— START —

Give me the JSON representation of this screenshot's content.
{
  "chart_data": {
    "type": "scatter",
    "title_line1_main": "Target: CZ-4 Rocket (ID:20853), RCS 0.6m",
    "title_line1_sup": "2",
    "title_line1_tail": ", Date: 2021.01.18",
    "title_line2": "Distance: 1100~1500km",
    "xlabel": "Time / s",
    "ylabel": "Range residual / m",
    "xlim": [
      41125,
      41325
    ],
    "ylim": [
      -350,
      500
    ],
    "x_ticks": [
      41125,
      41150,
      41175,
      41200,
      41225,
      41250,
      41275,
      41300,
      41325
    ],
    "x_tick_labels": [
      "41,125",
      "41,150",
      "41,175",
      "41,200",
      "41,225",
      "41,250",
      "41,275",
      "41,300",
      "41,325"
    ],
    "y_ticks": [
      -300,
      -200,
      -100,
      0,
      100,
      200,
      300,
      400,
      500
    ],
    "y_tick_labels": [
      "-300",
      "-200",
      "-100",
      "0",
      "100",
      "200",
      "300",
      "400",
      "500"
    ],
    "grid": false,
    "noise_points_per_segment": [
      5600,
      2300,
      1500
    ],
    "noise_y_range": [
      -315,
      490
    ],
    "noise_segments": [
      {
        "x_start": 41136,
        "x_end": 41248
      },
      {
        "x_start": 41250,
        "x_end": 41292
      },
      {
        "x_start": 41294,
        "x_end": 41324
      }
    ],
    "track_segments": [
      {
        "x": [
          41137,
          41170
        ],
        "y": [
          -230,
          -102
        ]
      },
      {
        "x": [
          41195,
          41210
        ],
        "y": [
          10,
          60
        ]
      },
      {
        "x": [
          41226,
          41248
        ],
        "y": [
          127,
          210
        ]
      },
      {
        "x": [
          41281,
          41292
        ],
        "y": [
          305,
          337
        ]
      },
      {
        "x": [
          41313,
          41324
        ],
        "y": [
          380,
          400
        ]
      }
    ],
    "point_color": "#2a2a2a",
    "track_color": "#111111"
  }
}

— END —

Exactly reproduce every line found in the records.

- [Expected output]
Give me the JSON representation of this screenshot's content.
{
  "chart_data": {
    "type": "scatter",
    "title_line1_main": "Target: CZ-4 Rocket (ID:20853), RCS 0.6m",
    "title_line1_sup": "2",
    "title_line1_tail": ", Date: 2021.01.18",
    "title_line2": "Distance: 1100~1500km",
    "xlabel": "Time / s",
    "ylabel": "Range residual / m",
    "xlim": [
      41125,
      41325
    ],
    "ylim": [
      -350,
      500
    ],
    "x_ticks": [
      41125,
      41150,
      41175,
      41200,
      41225,
      41250,
      41275,
      41300,
      41325
    ],
    "x_tick_labels": [
      "41,125",
      "41,150",
      "41,175",
      "41,200",
      "41,225",
      "41,250",
      "41,275",
      "41,300",
      "41,325"
    ],
    "y_ticks": [
      -300,
      -200,
      -100,
      0,
      100,
      200,
      300,
      400,
      500
    ],
    "y_tick_labels": [
      "-300",
      "-200",
      "-100",
      "0",
      "100",
      "200",
      "300",
      "400",
      "500"
    ],
    "grid": false,
    "noise_points_per_segment": [
      5600,
      2300,
      1500
    ],
    "noise_y_range": [
      -315,
      490
    ],
    "noise_segments": [
      {
        "x_start": 41136,
        "x_end": 41248
      },
      {
        "x_start": 41250,
        "x_end": 41292
      },
      {
        "x_start": 41294,
        "x_end": 41324
      }
    ],
    "track_segments": [
      {
        "x": [
          41137,
          41170
        ],
        "y": [
          -230,
          -102
        ]
      },
      {
        "x": [
          41195,
          41210
        ],
        "y": [
          10,
          60
        ]
      },
      {
        "x": [
          41226,
          41248
        ],
        "y": [
          127,
          210
        ]
      },
      {
        "x": [
          41281,
          41292
        ],
        "y": [
          305,
          337
        ]
      },
      {
        "x": [
          41313,
          41324
        ],
        "y": [
          380,
          400
        ]
      }
    ],
    "point_color": "#2a2a2a",
    "track_color": "#111111"
  }
}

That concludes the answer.